Exercise task: Present each line of the entries below as a numbered list, skipping any blank lines.
--- BEGIN Records to use ---
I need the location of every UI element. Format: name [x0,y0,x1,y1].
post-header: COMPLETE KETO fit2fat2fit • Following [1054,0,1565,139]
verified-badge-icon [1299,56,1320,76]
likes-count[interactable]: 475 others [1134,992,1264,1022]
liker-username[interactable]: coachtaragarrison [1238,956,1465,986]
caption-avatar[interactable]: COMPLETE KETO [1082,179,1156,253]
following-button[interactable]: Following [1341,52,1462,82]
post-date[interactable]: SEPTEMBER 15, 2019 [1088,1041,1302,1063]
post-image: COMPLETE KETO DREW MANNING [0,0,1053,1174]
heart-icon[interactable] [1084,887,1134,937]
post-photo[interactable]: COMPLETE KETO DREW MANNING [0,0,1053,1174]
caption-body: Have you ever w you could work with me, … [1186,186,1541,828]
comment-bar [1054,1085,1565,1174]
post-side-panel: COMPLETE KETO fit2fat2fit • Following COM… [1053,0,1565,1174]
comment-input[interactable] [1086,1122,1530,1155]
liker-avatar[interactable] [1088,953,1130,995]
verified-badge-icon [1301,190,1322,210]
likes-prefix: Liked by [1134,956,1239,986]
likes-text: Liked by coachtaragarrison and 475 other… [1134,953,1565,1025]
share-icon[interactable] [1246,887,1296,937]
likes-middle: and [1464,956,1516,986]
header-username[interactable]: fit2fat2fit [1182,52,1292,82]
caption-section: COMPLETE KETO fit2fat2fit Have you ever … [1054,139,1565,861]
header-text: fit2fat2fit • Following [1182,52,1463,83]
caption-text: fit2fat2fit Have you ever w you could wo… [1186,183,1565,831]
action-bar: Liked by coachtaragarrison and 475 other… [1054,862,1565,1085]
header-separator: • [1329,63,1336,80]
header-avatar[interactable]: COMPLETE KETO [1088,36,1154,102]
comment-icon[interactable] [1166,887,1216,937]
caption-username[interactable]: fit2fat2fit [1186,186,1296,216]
--- END Records to use ---
Reply:
1. I need the location of every UI element. Format: name [x0,y0,x1,y1].
2. post-header: COMPLETE KETO fit2fat2fit • Following [1054,0,1565,139]
3. verified-badge-icon [1299,56,1320,76]
4. likes-count[interactable]: 475 others [1134,992,1264,1022]
5. liker-username[interactable]: coachtaragarrison [1238,956,1465,986]
6. caption-avatar[interactable]: COMPLETE KETO [1082,179,1156,253]
7. following-button[interactable]: Following [1341,52,1462,82]
8. post-date[interactable]: SEPTEMBER 15, 2019 [1088,1041,1302,1063]
9. post-image: COMPLETE KETO DREW MANNING [0,0,1053,1174]
10. heart-icon[interactable] [1084,887,1134,937]
11. post-photo[interactable]: COMPLETE KETO DREW MANNING [0,0,1053,1174]
12. caption-body: Have you ever w you could work with me, … [1186,186,1541,828]
13. comment-bar [1054,1085,1565,1174]
14. post-side-panel: COMPLETE KETO fit2fat2fit • Following COM… [1053,0,1565,1174]
15. comment-input[interactable] [1086,1122,1530,1155]
16. liker-avatar[interactable] [1088,953,1130,995]
17. verified-badge-icon [1301,190,1322,210]
18. likes-prefix: Liked by [1134,956,1239,986]
19. likes-text: Liked by coachtaragarrison and 475 other… [1134,953,1565,1025]
20. share-icon[interactable] [1246,887,1296,937]
21. likes-middle: and [1464,956,1516,986]
22. header-username[interactable]: fit2fat2fit [1182,52,1292,82]
23. caption-section: COMPLETE KETO fit2fat2fit Have you ever … [1054,139,1565,861]
24. header-text: fit2fat2fit • Following [1182,52,1463,83]
25. caption-text: fit2fat2fit Have you ever w you could wo… [1186,183,1565,831]
26. action-bar: Liked by coachtaragarrison and 475 other… [1054,862,1565,1085]
27. header-separator: • [1329,63,1336,80]
28. header-avatar[interactable]: COMPLETE KETO [1088,36,1154,102]
29. comment-icon[interactable] [1166,887,1216,937]
30. caption-username[interactable]: fit2fat2fit [1186,186,1296,216]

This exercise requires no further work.